DATA FOR PROCESSING:
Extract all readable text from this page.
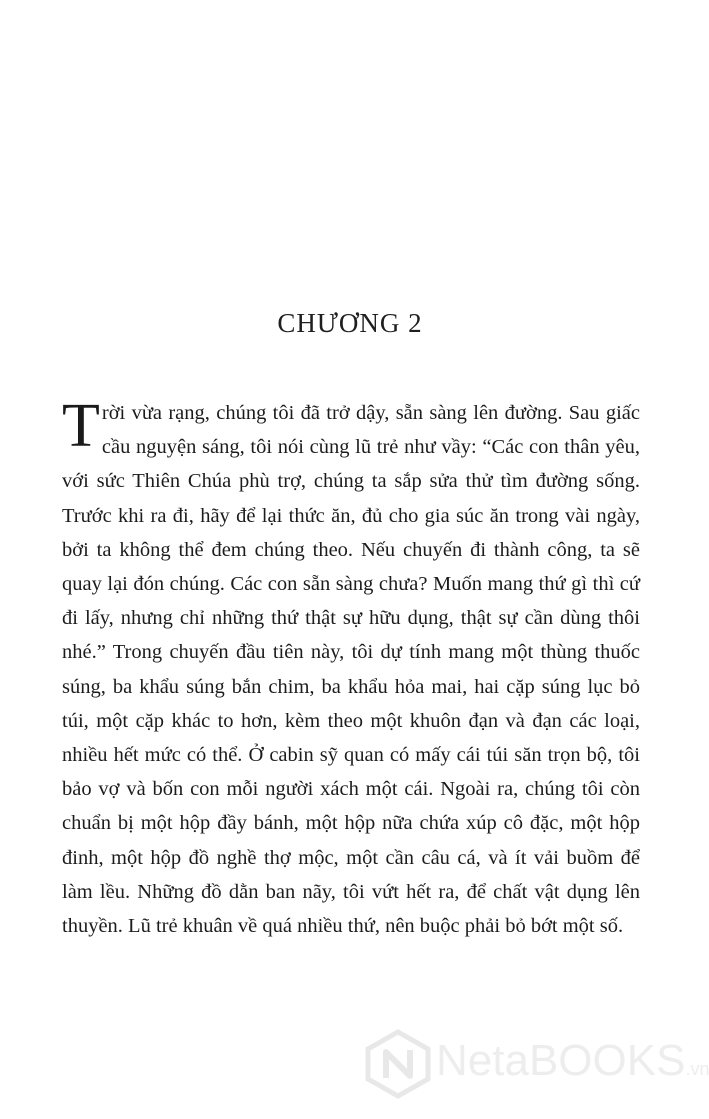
CHƯƠNG 2
Trời vừa rạng, chúng tôi đã trở dậy, sẵn sàng lên đường. Sau giấc cầu nguyện sáng, tôi nói cùng lũ trẻ như vầy: “Các con thân yêu, với sức Thiên Chúa phù trợ, chúng ta sắp sửa thử tìm đường sống. Trước khi ra đi, hãy để lại thức ăn, đủ cho gia súc ăn trong vài ngày, bởi ta không thể đem chúng theo. Nếu chuyến đi thành công, ta sẽ quay lại đón chúng. Các con sẵn sàng chưa? Muốn mang thứ gì thì cứ đi lấy, nhưng chỉ những thứ thật sự hữu dụng, thật sự cần dùng thôi nhé.” Trong chuyến đầu tiên này, tôi dự tính mang một thùng thuốc súng, ba khẩu súng bắn chim, ba khẩu hỏa mai, hai cặp súng lục bỏ túi, một cặp khác to hơn, kèm theo một khuôn đạn và đạn các loại, nhiều hết mức có thể. Ở cabin sỹ quan có mấy cái túi săn trọn bộ, tôi bảo vợ và bốn con mỗi người xách một cái. Ngoài ra, chúng tôi còn chuẩn bị một hộp đầy bánh, một hộp nữa chứa xúp cô đặc, một hộp đinh, một hộp đồ nghề thợ mộc, một cần câu cá, và ít vải buồm để làm lều. Những đồ dằn ban nãy, tôi vứt hết ra, để chất vật dụng lên thuyền. Lũ trẻ khuân về quá nhiều thứ, nên buộc phải bỏ bớt một số.
NetaBOOKS.vn
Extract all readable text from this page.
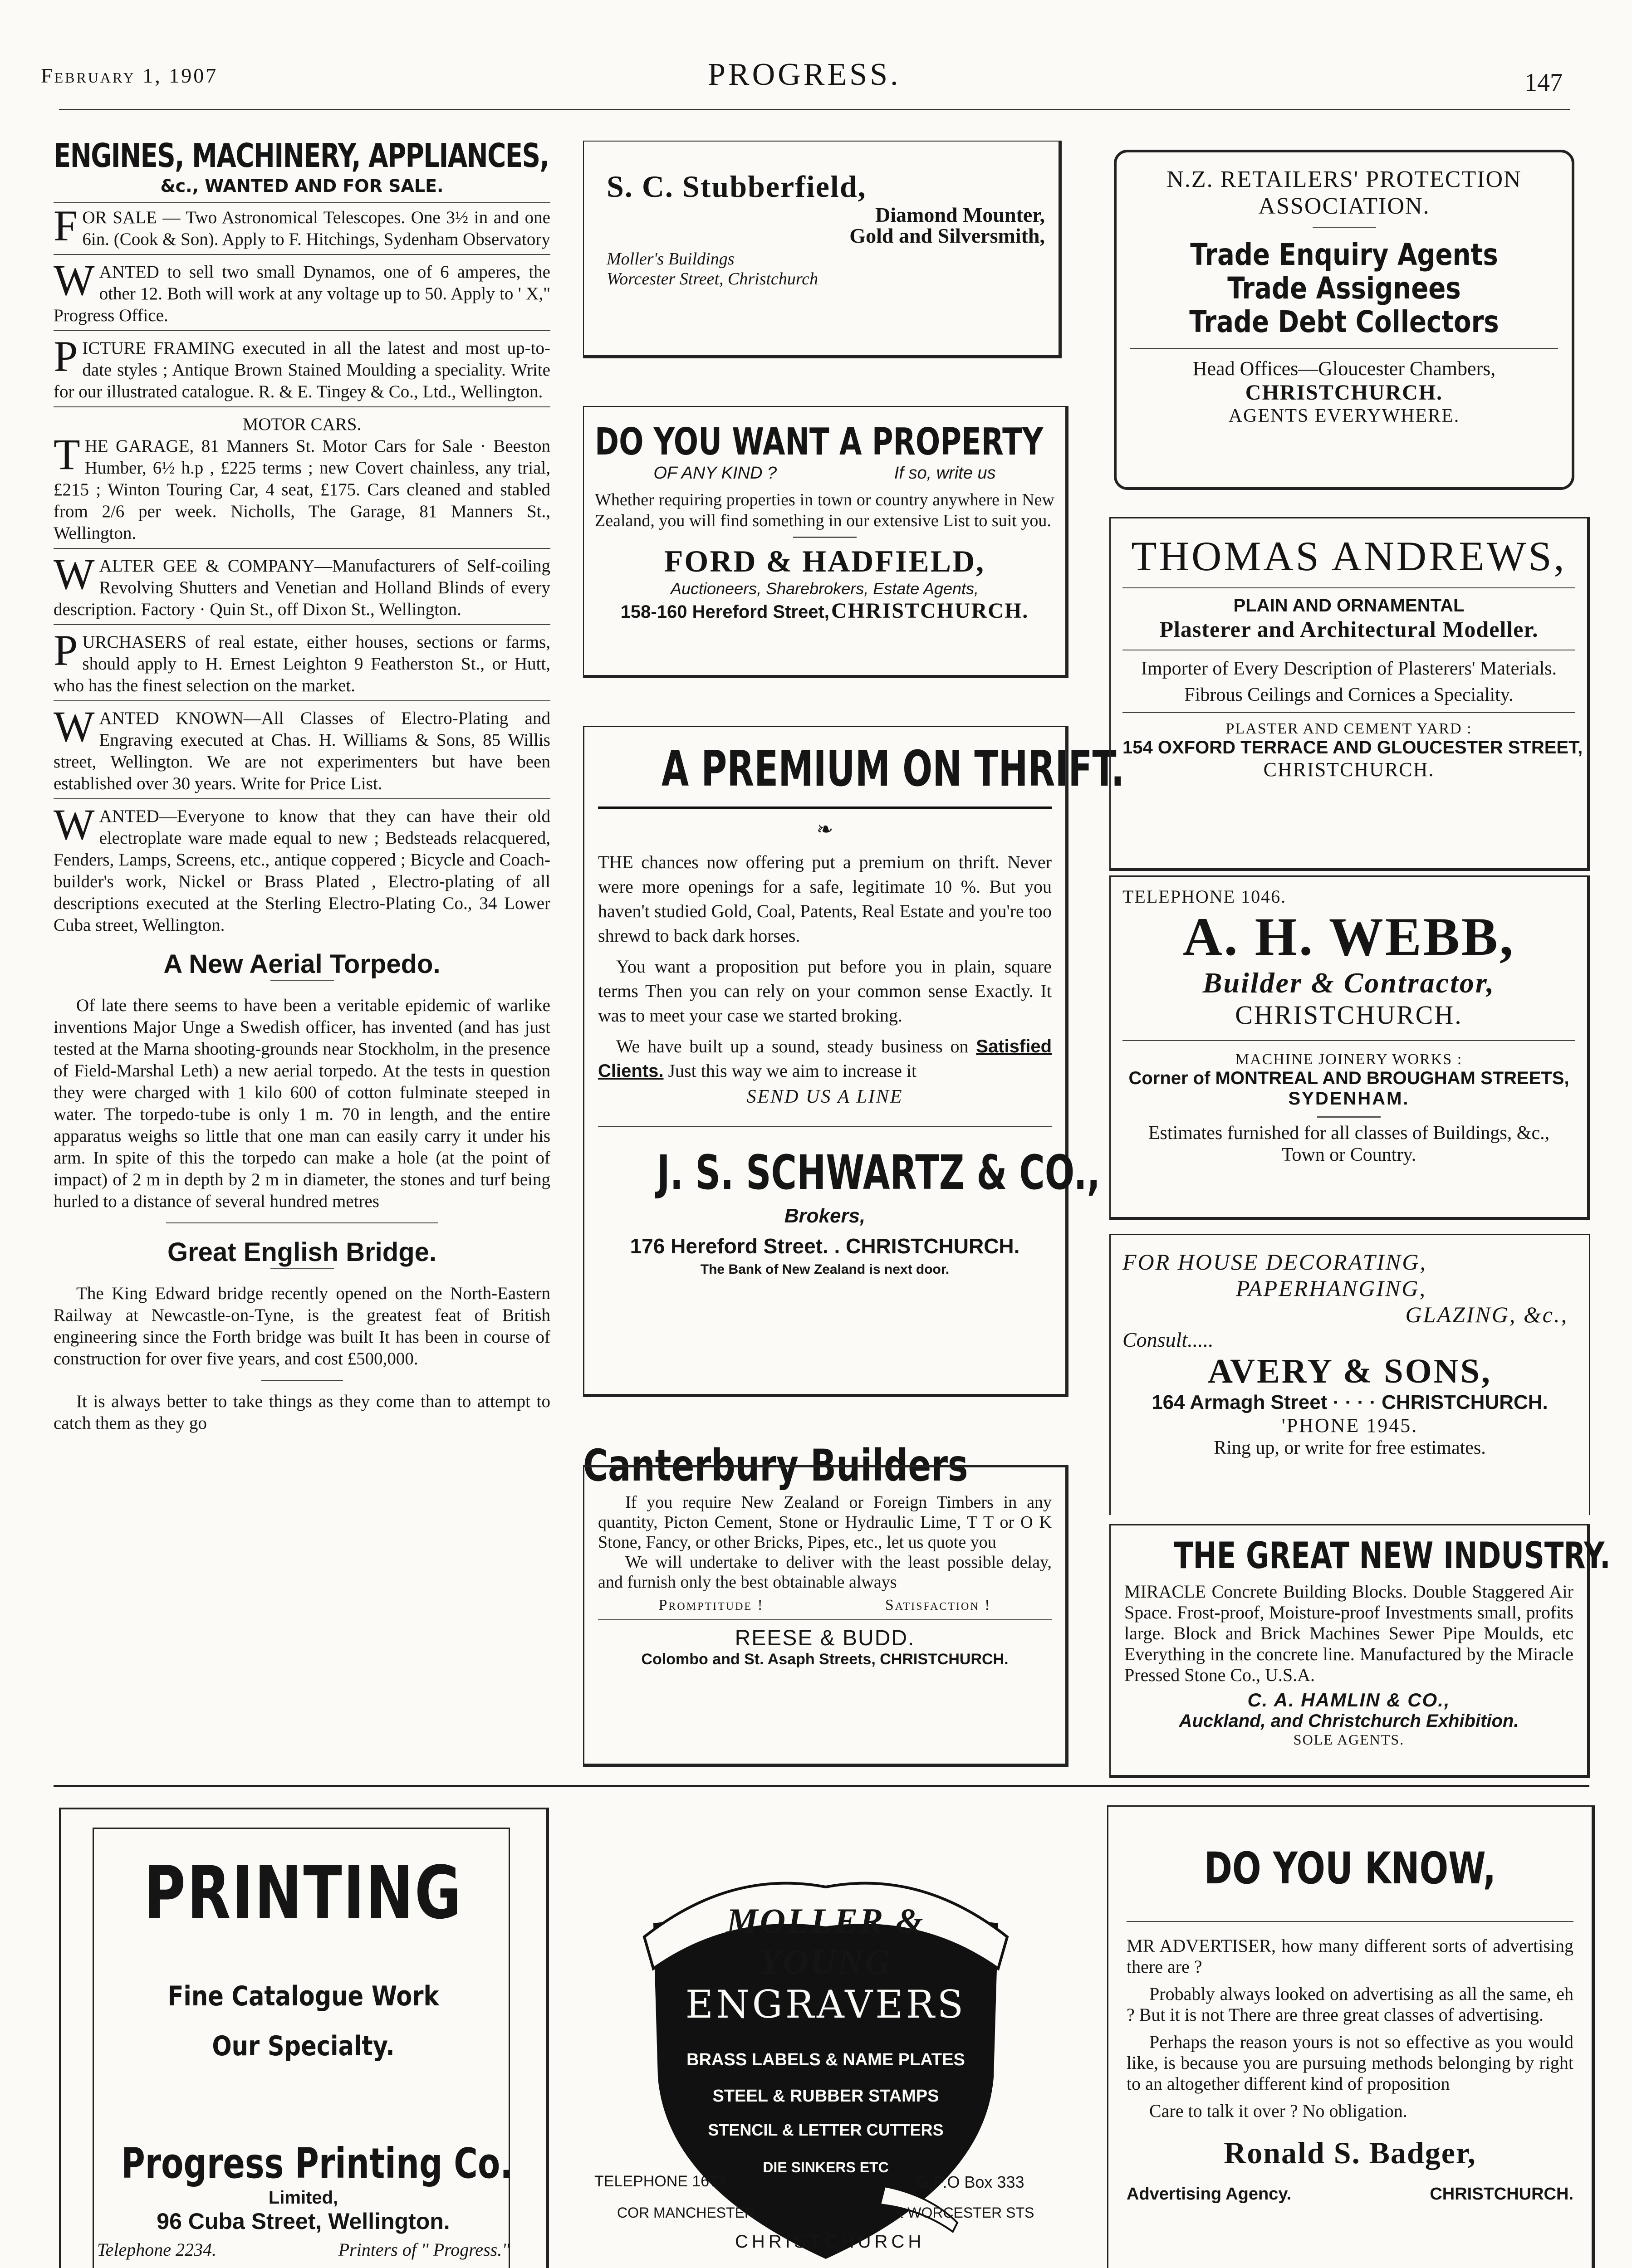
February 1, 1907	PROGRESS.	147
ENGINES, MACHINERY, APPLIANCES,
&c., WANTED AND FOR SALE.
FOR SALE — Two Astronomical Telescopes. One 3½ in and one 6in. (Cook & Son). Apply to F. Hitchings, Sydenham Observatory
WANTED to sell two small Dynamos, one of 6 amperes, the other 12. Both will work at any voltage up to 50. Apply to ' X," Progress Office.
PICTURE FRAMING executed in all the latest and most up-to-date styles ; Antique Brown Stained Moulding a speciality. Write for our illustrated catalogue. R. & E. Tingey & Co., Ltd., Wellington.
MOTOR CARS.
THE GARAGE, 81 Manners St. Motor Cars for Sale · Beeston Humber, 6½ h.p , £225 terms ; new Covert chainless, any trial, £215 ; Winton Touring Car, 4 seat, £175. Cars cleaned and stabled from 2/6 per week. Nicholls, The Garage, 81 Manners St., Wellington.
WALTER GEE & COMPANY—Manufacturers of Self-coiling Revolving Shutters and Venetian and Holland Blinds of every description. Factory · Quin St., off Dixon St., Wellington.
PURCHASERS of real estate, either houses, sections or farms, should apply to H. Ernest Leighton 9 Featherston St., or Hutt, who has the finest selection on the market.
WANTED KNOWN—All Classes of Electro-Plating and Engraving executed at Chas. H. Williams & Sons, 85 Willis street, Wellington. We are not experimenters but have been established over 30 years. Write for Price List.
WANTED—Everyone to know that they can have their old electroplate ware made equal to new ; Bedsteads relacquered, Fenders, Lamps, Screens, etc., antique coppered ; Bicycle and Coach-builder's work, Nickel or Brass Plated , Electro-plating of all descriptions executed at the Sterling Electro-Plating Co., 34 Lower Cuba street, Wellington.
A New Aerial Torpedo.

Of late there seems to have been a veritable epidemic of warlike inventions Major Unge a Swedish officer, has invented (and has just tested at the Marna shooting-grounds near Stockholm, in the presence of Field-Marshal Leth) a new aerial torpedo. At the tests in question they were charged with 1 kilo 600 of cotton fulminate steeped in water. The torpedo-tube is only 1 m. 70 in length, and the entire apparatus weighs so little that one man can easily carry it under his arm. In spite of this the torpedo can make a hole (at the point of impact) of 2 m in depth by 2 m in diameter, the stones and turf being hurled to a distance of several hundred metres

Great English Bridge.

The King Edward bridge recently opened on the North-Eastern Railway at Newcastle-on-Tyne, is the greatest feat of British engineering since the Forth bridge was built It has been in course of construction for over five years, and cost £500,000.

It is always better to take things as they come than to attempt to catch them as they go

S. C. Stubberfield,
Diamond Mounter,
Gold and Silversmith,
Moller's Buildings
Worcester Street, Christchurch
DO YOU WANT A PROPERTY
OF ANY KIND ?	If so, write us

Whether requiring properties in town or country anywhere in New Zealand, you will find something in our extensive List to suit you.

FORD & HADFIELD,
Auctioneers, Sharebrokers, Estate Agents,
158-160 Hereford Street, CHRISTCHURCH.
A PREMIUM ON THRIFT.
❧

THE chances now offering put a premium on thrift. Never were more openings for a safe, legitimate 10 %. But you haven't studied Gold, Coal, Patents, Real Estate and you're too shrewd to back dark horses.

You want a proposition put before you in plain, square terms Then you can rely on your common sense Exactly. It was to meet your case we started broking.

We have built up a sound, steady business on Satisfied Clients. Just this way we aim to increase it

SEND US A LINE
J. S. SCHWARTZ & CO.,
Brokers,
176 Hereford Street. . CHRISTCHURCH.
The Bank of New Zealand is next door.
Canterbury Builders

If you require New Zealand or Foreign Timbers in any quantity, Picton Cement, Stone or Hydraulic Lime, T T or O K Stone, Fancy, or other Bricks, Pipes, etc., let us quote you

We will undertake to deliver with the least possible delay, and furnish only the best obtainable always

Promptitude !	Satisfaction !
REESE & BUDD.
Colombo and St. Asaph Streets, CHRISTCHURCH.
N.Z. RETAILERS' PROTECTION
ASSOCIATION.
Trade Enquiry Agents
Trade Assignees
Trade Debt Collectors
Head Offices—Gloucester Chambers,
CHRISTCHURCH.
AGENTS EVERYWHERE.
THOMAS ANDREWS,
PLAIN AND ORNAMENTAL
Plasterer and Architectural Modeller.
Importer of Every Description of Plasterers' Materials.
Fibrous Ceilings and Cornices a Speciality.
PLASTER AND CEMENT YARD :
154 OXFORD TERRACE AND GLOUCESTER STREET,
CHRISTCHURCH.
TELEPHONE 1046.
A. H. WEBB,
Builder & Contractor,
CHRISTCHURCH.
MACHINE JOINERY WORKS :
Corner of MONTREAL AND BROUGHAM STREETS,
SYDENHAM.
Estimates furnished for all classes of Buildings, &c., Town or Country.
FOR HOUSE DECORATING,
PAPERHANGING,
GLAZING, &c.,
Consult.....
AVERY & SONS,
164 Armagh Street · · · · CHRISTCHURCH.
'PHONE 1945.
Ring up, or write for free estimates.
THE GREAT NEW INDUSTRY.

MIRACLE Concrete Building Blocks. Double Staggered Air Space. Frost-proof, Moisture-proof Investments small, profits large. Block and Brick Machines Sewer Pipe Moulds, etc Everything in the concrete line. Manufactured by the Miracle Pressed Stone Co., U.S.A.

C. A. HAMLIN & CO.,
Auckland, and Christchurch Exhibition.
SOLE AGENTS.
PRINTING
Fine Catalogue Work
Our Specialty.
Progress Printing Co.
Limited,
96 Cuba Street, Wellington.
Telephone 2234.	Printers of " Progress."
MOLLER & YOUNG
ENGRAVERS
BRASS LABELS & NAME PLATES
STEEL & RUBBER STAMPS
STENCIL & LETTER CUTTERS
DIE SINKERS ETC
TELEPHONE 1677	G.P.O Box 333
COR MANCHESTER	& WORCESTER STS
CHRISTCHURCH
DO YOU KNOW,

MR ADVERTISER, how many different sorts of advertising there are ?

Probably always looked on advertising as all the same, eh ? But it is not There are three great classes of advertising.

Perhaps the reason yours is not so effective as you would like, is because you are pursuing methods belonging by right to an altogether different kind of proposition

Care to talk it over ? No obligation.

Ronald S. Badger,
Advertising Agency.	CHRISTCHURCH.
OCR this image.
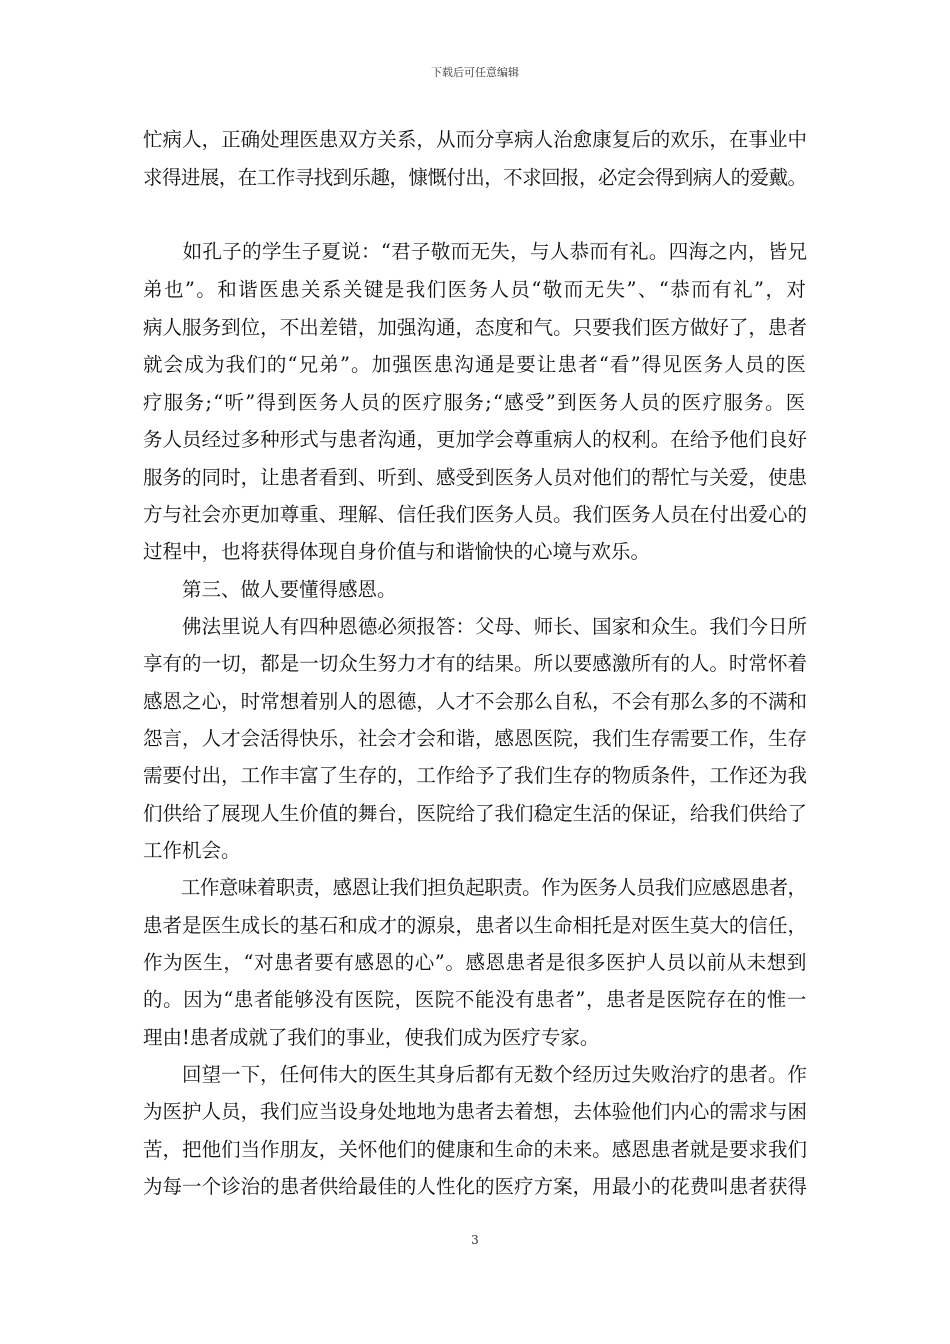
下载后可任意编辑
忙病人，正确处理医患双方关系，从而分享病人治愈康复后的欢乐，在事业中
求得进展，在工作寻找到乐趣，慷慨付出，不求回报，必定会得到病人的爱戴。
　　如孔子的学生子夏说：“君子敬而无失，与人恭而有礼。四海之内，皆兄
弟也”。和谐医患关系关键是我们医务人员“敬而无失”、“恭而有礼”，对
病人服务到位，不出差错，加强沟通，态度和气。只要我们医方做好了，患者
就会成为我们的“兄弟”。加强医患沟通是要让患者“看”得见医务人员的医
疗服务;“听”得到医务人员的医疗服务;“感受”到医务人员的医疗服务。医
务人员经过多种形式与患者沟通，更加学会尊重病人的权利。在给予他们良好
服务的同时，让患者看到、听到、感受到医务人员对他们的帮忙与关爱，使患
方与社会亦更加尊重、理解、信任我们医务人员。我们医务人员在付出爱心的
过程中，也将获得体现自身价值与和谐愉快的心境与欢乐。
　　第三、做人要懂得感恩。
　　佛法里说人有四种恩德必须报答：父母、师长、国家和众生。我们今日所
享有的一切，都是一切众生努力才有的结果。所以要感激所有的人。时常怀着
感恩之心，时常想着别人的恩德，人才不会那么自私，不会有那么多的不满和
怨言，人才会活得快乐，社会才会和谐，感恩医院，我们生存需要工作，生存
需要付出，工作丰富了生存的，工作给予了我们生存的物质条件，工作还为我
们供给了展现人生价值的舞台，医院给了我们稳定生活的保证，给我们供给了
工作机会。
　　工作意味着职责，感恩让我们担负起职责。作为医务人员我们应感恩患者，
患者是医生成长的基石和成才的源泉，患者以生命相托是对医生莫大的信任，
作为医生，“对患者要有感恩的心”。感恩患者是很多医护人员以前从未想到
的。因为“患者能够没有医院，医院不能没有患者”，患者是医院存在的惟一
理由!患者成就了我们的事业，使我们成为医疗专家。
　　回望一下，任何伟大的医生其身后都有无数个经历过失败治疗的患者。作
为医护人员，我们应当设身处地地为患者去着想，去体验他们内心的需求与困
苦，把他们当作朋友，关怀他们的健康和生命的未来。感恩患者就是要求我们
为每一个诊治的患者供给最佳的人性化的医疗方案，用最小的花费叫患者获得
3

TASK TO COMPLETE:
Report how many lines of the listing hold the word "Plating", with nothing but the number.

RESULT FOR THIS EXERCISE:
2